[AIM OF THE EXERCISE]: Sort through the entries below and pull out lines containing the word "цветных".

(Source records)
START

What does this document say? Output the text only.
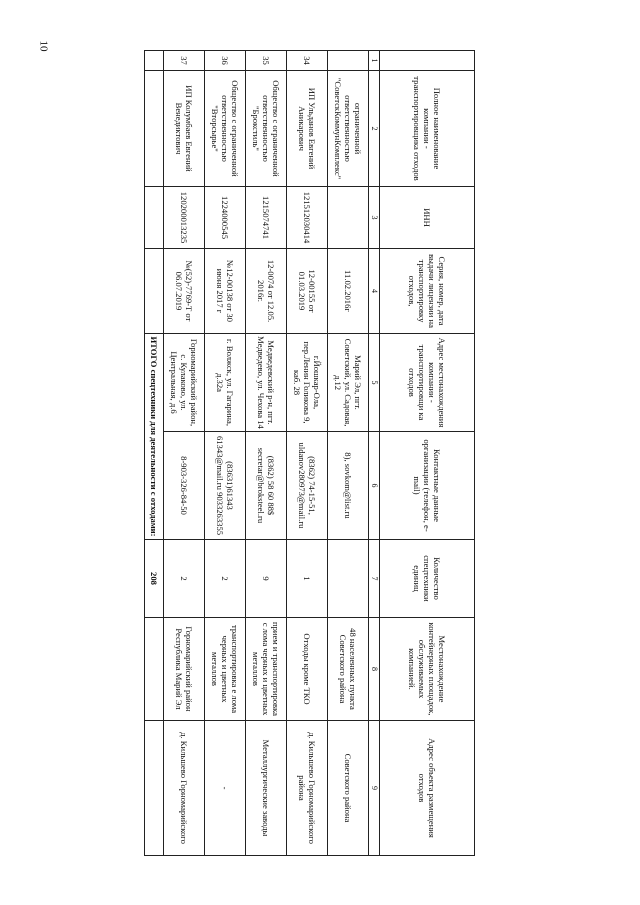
10
	Полное наименование компании - транспортировщика отходов	ИНН	Серия, номер, дата выдачи лицензии на транспортировку отходов,	Адрес местонахождения компании - транспортировщи ка отходов	Контактные данные организации (телефон, e-mail)	Количество спецтехники единиц	Местонахождение контейнерных площадок, обслуживаемых компанией.	Адрес объекта размещения отходов
1	2	3	4	5	6	7	8	9
	ограниченной ответственностью "СоветскКоммунКомплекс"		11.02.2016г	Марий Эл, пгт. Советский, ул. Садовая, д.12	8), sovkom@list.ru		48 населенных пункта Советского района	Советского района
34	ИП Ульданов Евгений Аникарович	121512030414	12-00155 от 01.03.2019	г.Йошкар-Ола, пер.Ленин Голикова 9, каб. 28	(8362) 74-15-51, uldanov280973@mail.ru	1	Отходы кроме ТКО	д. Кильшево Горномарийского района
35	Общество с ограниченной ответственностью "Брокстиль"	1215074741	12-0074 от 12.05. 2016г.	Медведевский р-н, пгт. Медведево, ул. Чехова 14	(8362) 58 60 88$ secretar@brokstеel.ru	9	прием и транспортировка с лома черных и цветных металлов	Металлургические заводы
36	Общество с ограниченной ответственностью "Вторсырье"	1224000545	№12-00138 от 30 июня 2017 г	г. Волжск, ул. Гагарина, д.32а	(83631)61343 61343@mail.ru 9033263355	2	транспортировка е лома черных и цветных металлов	-
37	ИП Колумбаев Евгений Венедиктович	120200013235	№(52)-7769-Т от 06.07.2019	Горномарийский район, с. Кулаково, ул. Центральная, д.6	8-903-326-84-50	2	Горномарийский район Республика Марий Эл	д. Кильшево Горномарийского
				ИТОГО спецтехники для деятельности с отходами:		208		
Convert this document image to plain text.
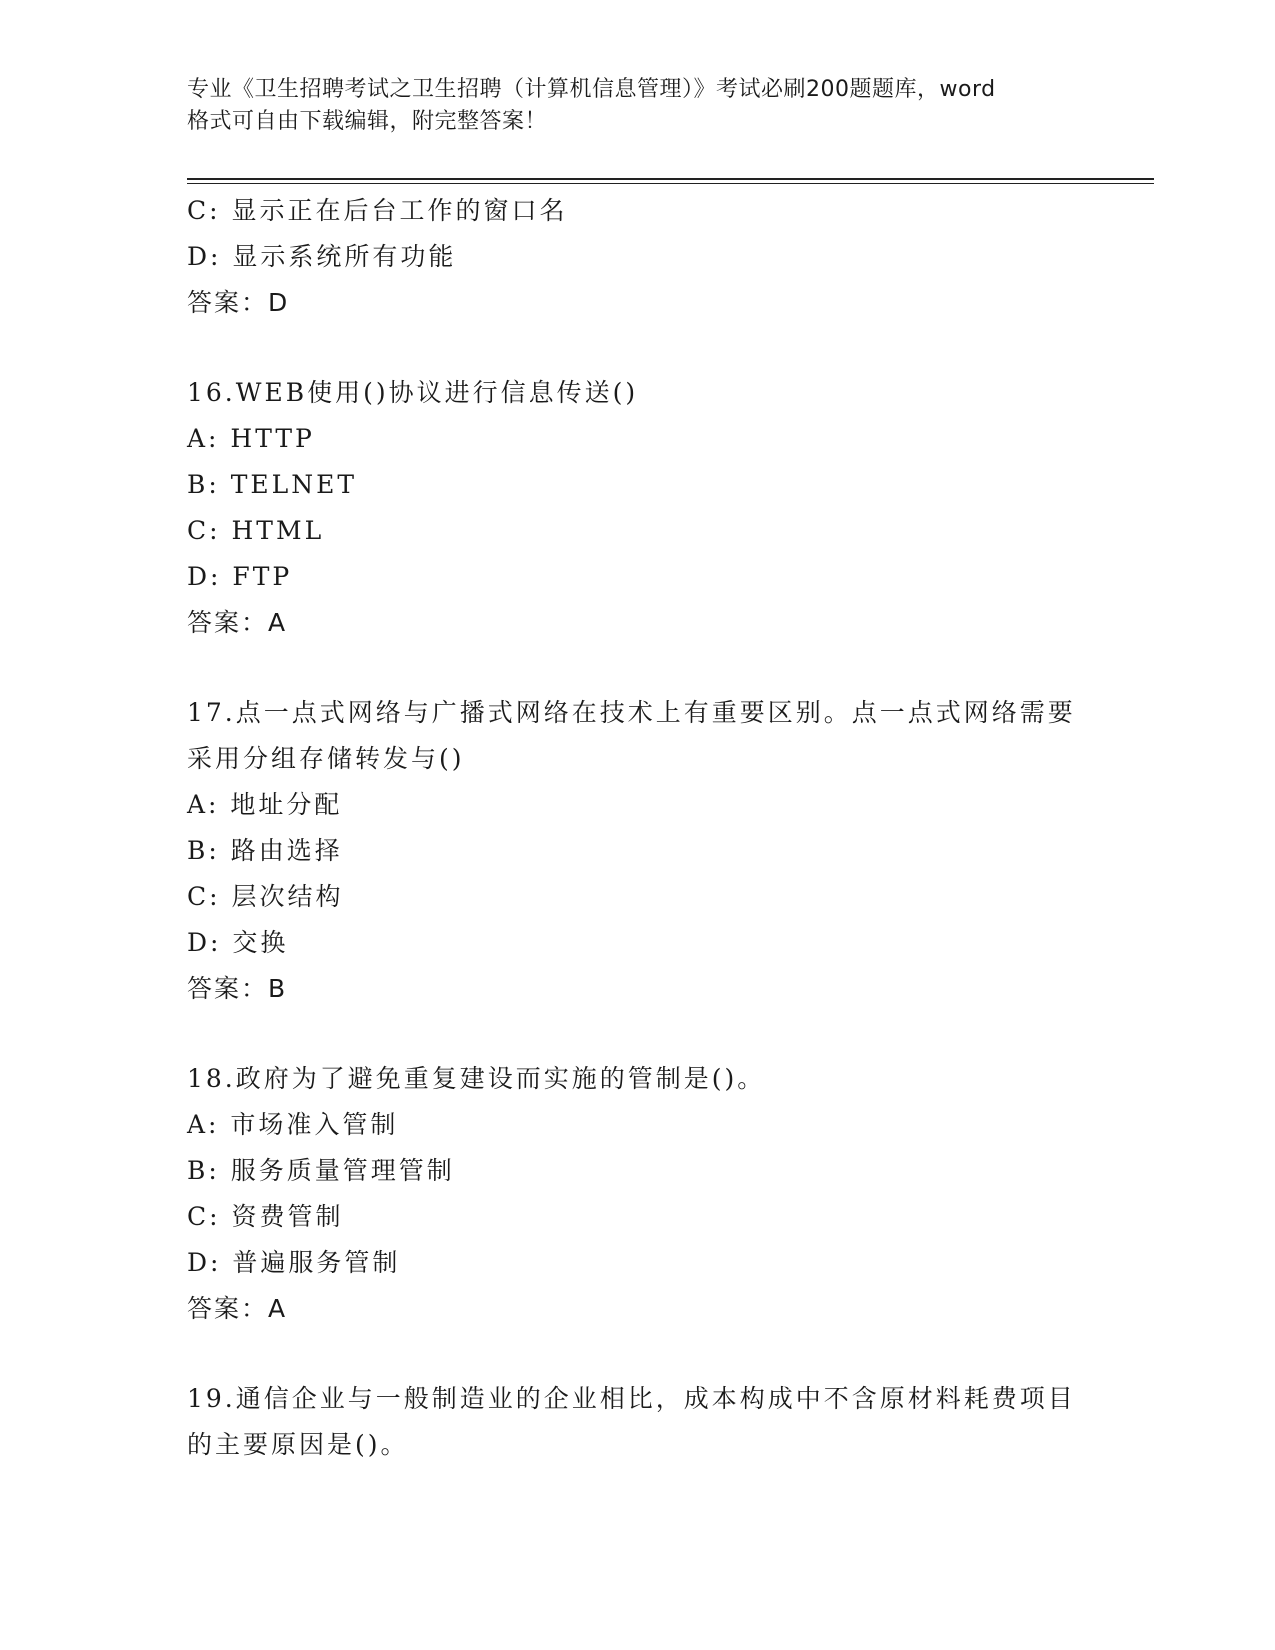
专业《卫生招聘考试之卫生招聘（计算机信息管理）》考试必刷200题题库，word
格式可自由下载编辑，附完整答案！
C: 显示正在后台工作的窗口名
D: 显示系统所有功能
答案：D
16.WEB使用()协议进行信息传送()
A: HTTP
B: TELNET
C: HTML
D: FTP
答案：A
17.点一点式网络与广播式网络在技术上有重要区别。点一点式网络需要采用分组存储转发与()
A: 地址分配
B: 路由选择
C: 层次结构
D: 交换
答案：B
18.政府为了避免重复建设而实施的管制是()。
A: 市场准入管制
B: 服务质量管理管制
C: 资费管制
D: 普遍服务管制
答案：A
19.通信企业与一般制造业的企业相比，成本构成中不含原材料耗费项目的主要原因是()。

END

[CORRECT ANSWER]:
35	Общество с ограниченной ответственностью "Брокстиль"	1215074741	12-0074 от 12.05. 2016г.	Медведевский р-н, пгт. Медведево, ул. Чехова 14	(8362) 58 60 88$ secretar@brokstеel.ru	9	прием и транспортировка с лома черных и цветных металлов	Металлургические заводы
36	Общество с ограниченной ответственностью "Вторсырье"	1224000545	№12-00138 от 30 июня 2017 г	г. Волжск, ул. Гагарина, д.32а	(83631)61343 61343@mail.ru 9033263355	2	транспортировка е лома черных и цветных металлов	-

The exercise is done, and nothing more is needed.